[Start of Material supplied]

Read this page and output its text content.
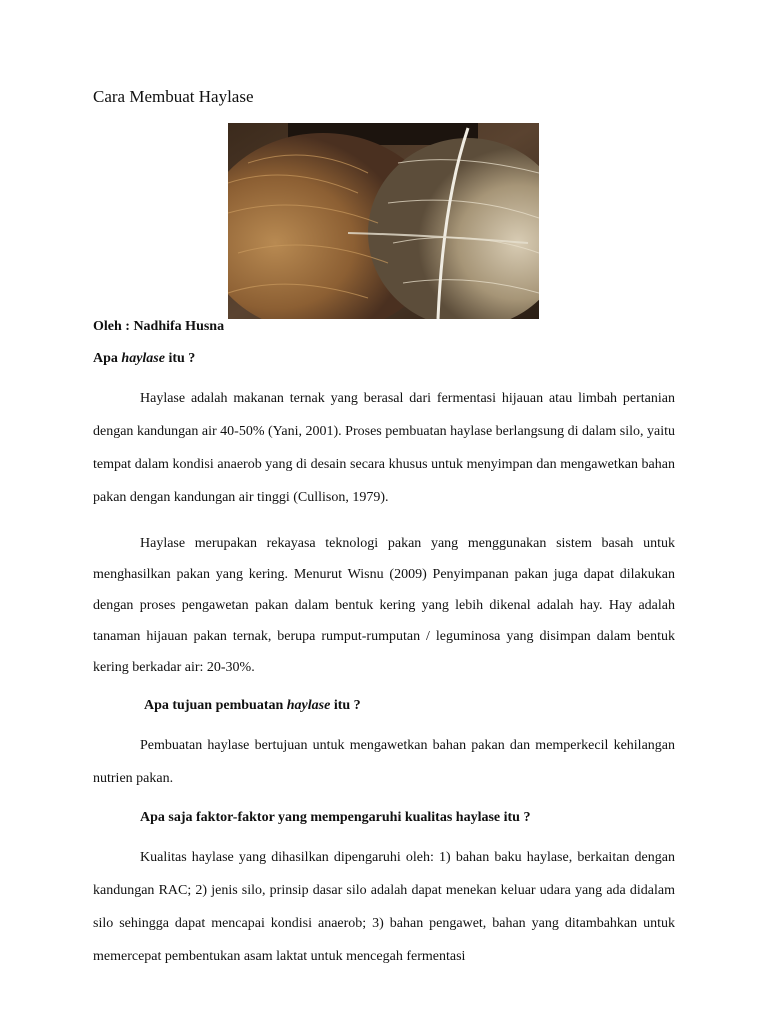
Cara Membuat Haylase

Oleh : Nadhifa Husna

Apa haylase itu ?

Haylase adalah makanan ternak yang berasal dari fermentasi hijauan atau limbah pertanian dengan kandungan air 40-50% (Yani, 2001). Proses pembuatan haylase berlangsung di dalam silo, yaitu tempat dalam kondisi anaerob yang di desain secara khusus untuk menyimpan dan mengawetkan bahan pakan dengan kandungan air tinggi (Cullison, 1979).

Haylase merupakan rekayasa teknologi pakan yang menggunakan sistem basah untuk menghasilkan pakan yang kering. Menurut Wisnu (2009) Penyimpanan pakan juga dapat dilakukan dengan proses pengawetan pakan dalam bentuk kering yang lebih dikenal adalah hay. Hay adalah tanaman hijauan pakan ternak, berupa rumput-rumputan / leguminosa yang disimpan dalam bentuk kering berkadar air: 20-30%.

Apa tujuan pembuatan haylase itu ?

Pembuatan haylase bertujuan untuk mengawetkan bahan pakan dan memperkecil kehilangan nutrien pakan.

Apa saja faktor-faktor yang mempengaruhi kualitas haylase itu ?

Kualitas haylase yang dihasilkan dipengaruhi oleh: 1) bahan baku haylase, berkaitan dengan kandungan RAC; 2) jenis silo, prinsip dasar silo adalah dapat menekan keluar udara yang ada didalam silo sehingga dapat mencapai kondisi anaerob; 3) bahan pengawet, bahan yang ditambahkan untuk memercepat pembentukan asam laktat untuk mencegah fermentasi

[End of Material supplied]

> _To be done_
All entries must be written out again exactly as given, with no pictures in the copy.

> _Full response_
Read this page and output its text content.
Cara Membuat Haylase

Oleh : Nadhifa Husna

Apa haylase itu ?

Haylase adalah makanan ternak yang berasal dari fermentasi hijauan atau limbah pertanian dengan kandungan air 40-50% (Yani, 2001). Proses pembuatan haylase berlangsung di dalam silo, yaitu tempat dalam kondisi anaerob yang di desain secara khusus untuk menyimpan dan mengawetkan bahan pakan dengan kandungan air tinggi (Cullison, 1979).

Haylase merupakan rekayasa teknologi pakan yang menggunakan sistem basah untuk menghasilkan pakan yang kering. Menurut Wisnu (2009) Penyimpanan pakan juga dapat dilakukan dengan proses pengawetan pakan dalam bentuk kering yang lebih dikenal adalah hay. Hay adalah tanaman hijauan pakan ternak, berupa rumput-rumputan / leguminosa yang disimpan dalam bentuk kering berkadar air: 20-30%.

Apa tujuan pembuatan haylase itu ?

Pembuatan haylase bertujuan untuk mengawetkan bahan pakan dan memperkecil kehilangan nutrien pakan.

Apa saja faktor-faktor yang mempengaruhi kualitas haylase itu ?

Kualitas haylase yang dihasilkan dipengaruhi oleh: 1) bahan baku haylase, berkaitan dengan kandungan RAC; 2) jenis silo, prinsip dasar silo adalah dapat menekan keluar udara yang ada didalam silo sehingga dapat mencapai kondisi anaerob; 3) bahan pengawet, bahan yang ditambahkan untuk memercepat pembentukan asam laktat untuk mencegah fermentasi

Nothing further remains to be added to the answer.